* _PROBLEM DETAILS_: Look for "heading" in the listing below. Gather each line that contains it.

* _EXTRACTED ENTRIES_:
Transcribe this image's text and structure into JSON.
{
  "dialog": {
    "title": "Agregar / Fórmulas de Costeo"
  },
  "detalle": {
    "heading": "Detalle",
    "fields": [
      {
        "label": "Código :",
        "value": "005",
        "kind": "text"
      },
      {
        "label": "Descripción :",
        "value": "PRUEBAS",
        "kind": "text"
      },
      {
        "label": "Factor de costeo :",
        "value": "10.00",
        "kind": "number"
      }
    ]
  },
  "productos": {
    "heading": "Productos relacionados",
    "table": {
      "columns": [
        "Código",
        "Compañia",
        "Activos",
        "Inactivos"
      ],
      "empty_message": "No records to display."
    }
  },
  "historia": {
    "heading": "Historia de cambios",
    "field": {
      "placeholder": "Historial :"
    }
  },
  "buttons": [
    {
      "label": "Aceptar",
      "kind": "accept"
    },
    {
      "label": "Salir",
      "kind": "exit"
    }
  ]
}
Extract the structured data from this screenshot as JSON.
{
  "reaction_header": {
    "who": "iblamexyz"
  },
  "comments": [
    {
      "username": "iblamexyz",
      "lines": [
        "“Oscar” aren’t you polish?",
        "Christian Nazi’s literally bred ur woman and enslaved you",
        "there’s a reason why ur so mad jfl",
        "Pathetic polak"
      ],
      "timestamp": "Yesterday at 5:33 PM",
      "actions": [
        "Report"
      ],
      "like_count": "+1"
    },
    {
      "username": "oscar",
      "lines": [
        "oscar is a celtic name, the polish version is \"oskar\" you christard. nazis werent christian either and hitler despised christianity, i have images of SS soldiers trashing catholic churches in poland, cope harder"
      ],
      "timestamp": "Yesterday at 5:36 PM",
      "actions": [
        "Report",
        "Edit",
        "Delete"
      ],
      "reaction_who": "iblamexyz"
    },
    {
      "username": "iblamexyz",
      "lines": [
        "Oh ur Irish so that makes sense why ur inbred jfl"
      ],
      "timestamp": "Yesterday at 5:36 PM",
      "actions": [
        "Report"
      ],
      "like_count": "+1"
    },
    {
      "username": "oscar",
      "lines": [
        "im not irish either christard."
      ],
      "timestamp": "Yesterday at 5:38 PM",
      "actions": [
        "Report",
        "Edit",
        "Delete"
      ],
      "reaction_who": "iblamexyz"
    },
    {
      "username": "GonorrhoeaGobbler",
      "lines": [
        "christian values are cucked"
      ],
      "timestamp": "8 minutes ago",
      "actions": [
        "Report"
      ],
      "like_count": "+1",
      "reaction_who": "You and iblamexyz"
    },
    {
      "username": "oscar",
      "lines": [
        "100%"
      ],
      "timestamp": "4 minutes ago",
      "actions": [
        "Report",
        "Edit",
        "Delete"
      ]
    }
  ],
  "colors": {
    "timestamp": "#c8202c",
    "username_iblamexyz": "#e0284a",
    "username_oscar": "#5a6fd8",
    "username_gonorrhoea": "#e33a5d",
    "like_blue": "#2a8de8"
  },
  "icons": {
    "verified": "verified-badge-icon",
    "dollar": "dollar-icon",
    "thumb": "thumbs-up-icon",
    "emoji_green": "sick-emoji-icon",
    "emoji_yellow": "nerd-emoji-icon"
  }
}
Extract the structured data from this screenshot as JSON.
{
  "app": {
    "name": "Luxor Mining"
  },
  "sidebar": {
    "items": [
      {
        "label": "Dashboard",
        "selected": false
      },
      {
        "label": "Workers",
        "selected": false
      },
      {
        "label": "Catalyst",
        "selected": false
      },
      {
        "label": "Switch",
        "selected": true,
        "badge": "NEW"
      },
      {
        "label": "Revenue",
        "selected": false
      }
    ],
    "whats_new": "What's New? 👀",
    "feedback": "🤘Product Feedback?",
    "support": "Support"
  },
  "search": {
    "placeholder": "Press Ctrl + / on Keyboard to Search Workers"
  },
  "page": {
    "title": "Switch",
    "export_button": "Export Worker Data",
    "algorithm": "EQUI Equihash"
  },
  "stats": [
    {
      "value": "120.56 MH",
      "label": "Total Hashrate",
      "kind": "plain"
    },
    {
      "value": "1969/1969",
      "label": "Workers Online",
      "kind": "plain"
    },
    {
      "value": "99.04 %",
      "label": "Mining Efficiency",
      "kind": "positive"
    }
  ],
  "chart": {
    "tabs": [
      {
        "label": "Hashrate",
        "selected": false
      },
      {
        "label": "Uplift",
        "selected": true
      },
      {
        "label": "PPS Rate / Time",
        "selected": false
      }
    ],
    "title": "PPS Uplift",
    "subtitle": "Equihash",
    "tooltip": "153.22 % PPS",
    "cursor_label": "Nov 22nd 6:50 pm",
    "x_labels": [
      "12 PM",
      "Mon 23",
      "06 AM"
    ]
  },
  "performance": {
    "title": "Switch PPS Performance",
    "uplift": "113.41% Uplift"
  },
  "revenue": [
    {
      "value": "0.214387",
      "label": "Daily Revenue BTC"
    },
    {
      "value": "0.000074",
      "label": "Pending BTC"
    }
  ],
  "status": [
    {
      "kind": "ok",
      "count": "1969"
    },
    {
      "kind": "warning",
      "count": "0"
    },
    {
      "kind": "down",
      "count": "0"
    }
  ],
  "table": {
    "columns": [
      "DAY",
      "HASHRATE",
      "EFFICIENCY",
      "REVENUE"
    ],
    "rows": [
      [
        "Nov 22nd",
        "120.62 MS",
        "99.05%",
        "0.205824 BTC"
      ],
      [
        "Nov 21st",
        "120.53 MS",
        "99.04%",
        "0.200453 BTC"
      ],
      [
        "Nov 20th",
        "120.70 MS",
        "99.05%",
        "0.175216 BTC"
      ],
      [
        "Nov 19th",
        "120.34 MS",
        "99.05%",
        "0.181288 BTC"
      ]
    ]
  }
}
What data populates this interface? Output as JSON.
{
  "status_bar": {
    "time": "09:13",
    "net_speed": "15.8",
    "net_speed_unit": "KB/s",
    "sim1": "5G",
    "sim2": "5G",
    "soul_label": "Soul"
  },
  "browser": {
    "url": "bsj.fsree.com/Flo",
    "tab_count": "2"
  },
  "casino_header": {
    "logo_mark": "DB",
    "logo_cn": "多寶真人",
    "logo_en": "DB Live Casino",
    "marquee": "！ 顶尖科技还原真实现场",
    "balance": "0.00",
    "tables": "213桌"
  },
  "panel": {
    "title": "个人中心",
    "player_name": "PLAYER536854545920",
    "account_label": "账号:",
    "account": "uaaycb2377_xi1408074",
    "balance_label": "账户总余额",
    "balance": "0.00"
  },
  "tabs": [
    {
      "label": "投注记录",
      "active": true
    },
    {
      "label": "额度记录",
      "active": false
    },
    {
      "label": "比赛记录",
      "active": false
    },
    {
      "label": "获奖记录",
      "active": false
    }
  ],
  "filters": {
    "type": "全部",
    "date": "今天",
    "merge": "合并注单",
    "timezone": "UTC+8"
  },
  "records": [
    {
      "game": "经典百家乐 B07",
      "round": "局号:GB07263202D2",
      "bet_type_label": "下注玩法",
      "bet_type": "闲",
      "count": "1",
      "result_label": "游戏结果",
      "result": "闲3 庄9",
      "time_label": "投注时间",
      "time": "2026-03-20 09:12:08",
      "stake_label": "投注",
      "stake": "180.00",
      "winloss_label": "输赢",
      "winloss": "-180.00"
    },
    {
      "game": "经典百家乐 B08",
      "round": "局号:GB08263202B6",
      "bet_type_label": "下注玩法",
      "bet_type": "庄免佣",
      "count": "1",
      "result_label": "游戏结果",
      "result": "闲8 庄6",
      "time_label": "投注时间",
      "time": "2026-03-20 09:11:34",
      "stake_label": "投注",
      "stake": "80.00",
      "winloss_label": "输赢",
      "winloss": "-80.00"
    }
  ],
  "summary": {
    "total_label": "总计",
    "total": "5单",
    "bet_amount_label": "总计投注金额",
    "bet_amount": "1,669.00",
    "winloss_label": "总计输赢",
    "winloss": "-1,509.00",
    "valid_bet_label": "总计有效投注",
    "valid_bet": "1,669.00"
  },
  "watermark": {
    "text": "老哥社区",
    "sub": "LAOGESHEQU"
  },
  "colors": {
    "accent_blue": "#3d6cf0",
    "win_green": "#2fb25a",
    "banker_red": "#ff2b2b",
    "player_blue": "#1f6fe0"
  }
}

* _OUTPUT_:
    "heading": "Detalle",
    "heading": "Productos relacionados",
    "heading": "Historia de cambios",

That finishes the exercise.